** What is being asked **
Retype all material exactly. Pictures stay out of the copy.

** Provided material **
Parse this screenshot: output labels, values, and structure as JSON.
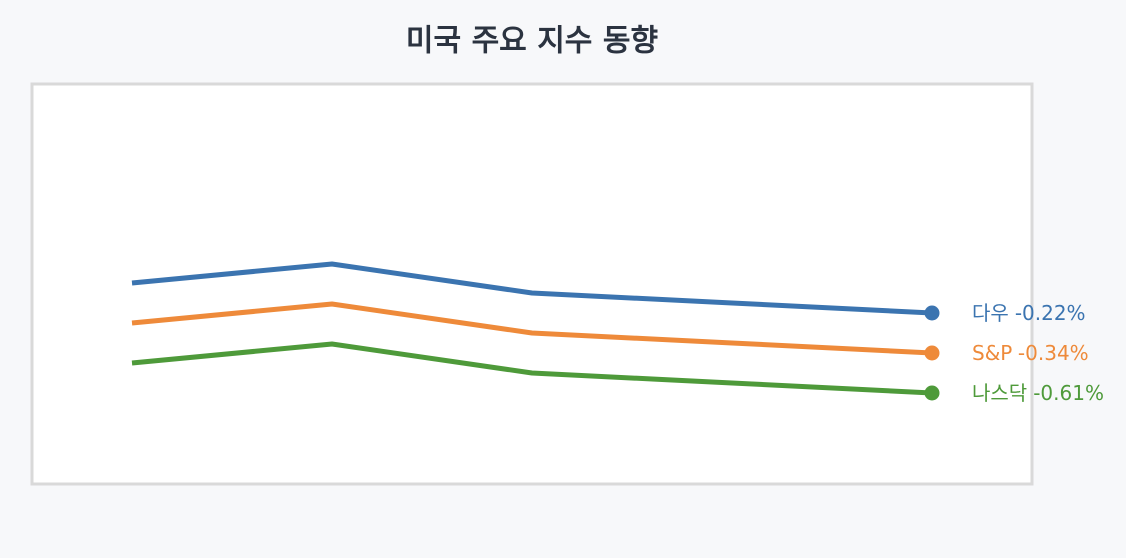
{
  "chart_data": {
    "type": "line",
    "title": "미국 주요 지수 동향",
    "categories": [
      null,
      null,
      null,
      null,
      null
    ],
    "ylim": [
      0,
      400
    ],
    "series": [
      {
        "name": "다우",
        "change": "-0.22%",
        "color": "#3b74b0",
        "values": [
          201,
          220,
          191,
          181,
          171
        ]
      },
      {
        "name": "S&P",
        "change": "-0.34%",
        "color": "#ee8a3a",
        "values": [
          161,
          180,
          151,
          141,
          131
        ]
      },
      {
        "name": "나스닥",
        "change": "-0.61%",
        "color": "#4e9a3a",
        "values": [
          121,
          140,
          111,
          101,
          91
        ]
      }
    ]
  }
}
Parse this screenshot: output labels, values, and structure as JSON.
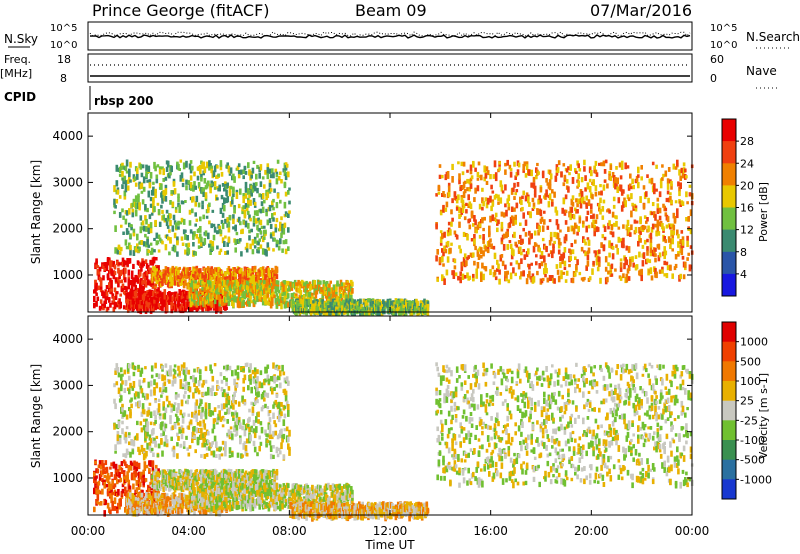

** Result of this exercise **
Parse this screenshot: output labels, values, and structure as JSON.
{
  "chart_data": {
    "type": "line",
    "title": "미국 주요 지수 동향",
    "categories": [
      null,
      null,
      null,
      null,
      null
    ],
    "ylim": [
      0,
      400
    ],
    "series": [
      {
        "name": "다우",
        "change": "-0.22%",
        "color": "#3b74b0",
        "values": [
          201,
          220,
          191,
          181,
          171
        ]
      },
      {
        "name": "S&P",
        "change": "-0.34%",
        "color": "#ee8a3a",
        "values": [
          161,
          180,
          151,
          141,
          131
        ]
      },
      {
        "name": "나스닥",
        "change": "-0.61%",
        "color": "#4e9a3a",
        "values": [
          121,
          140,
          111,
          101,
          91
        ]
      }
    ]
  }
}
Parse this screenshot: output labels, values, and structure as JSON.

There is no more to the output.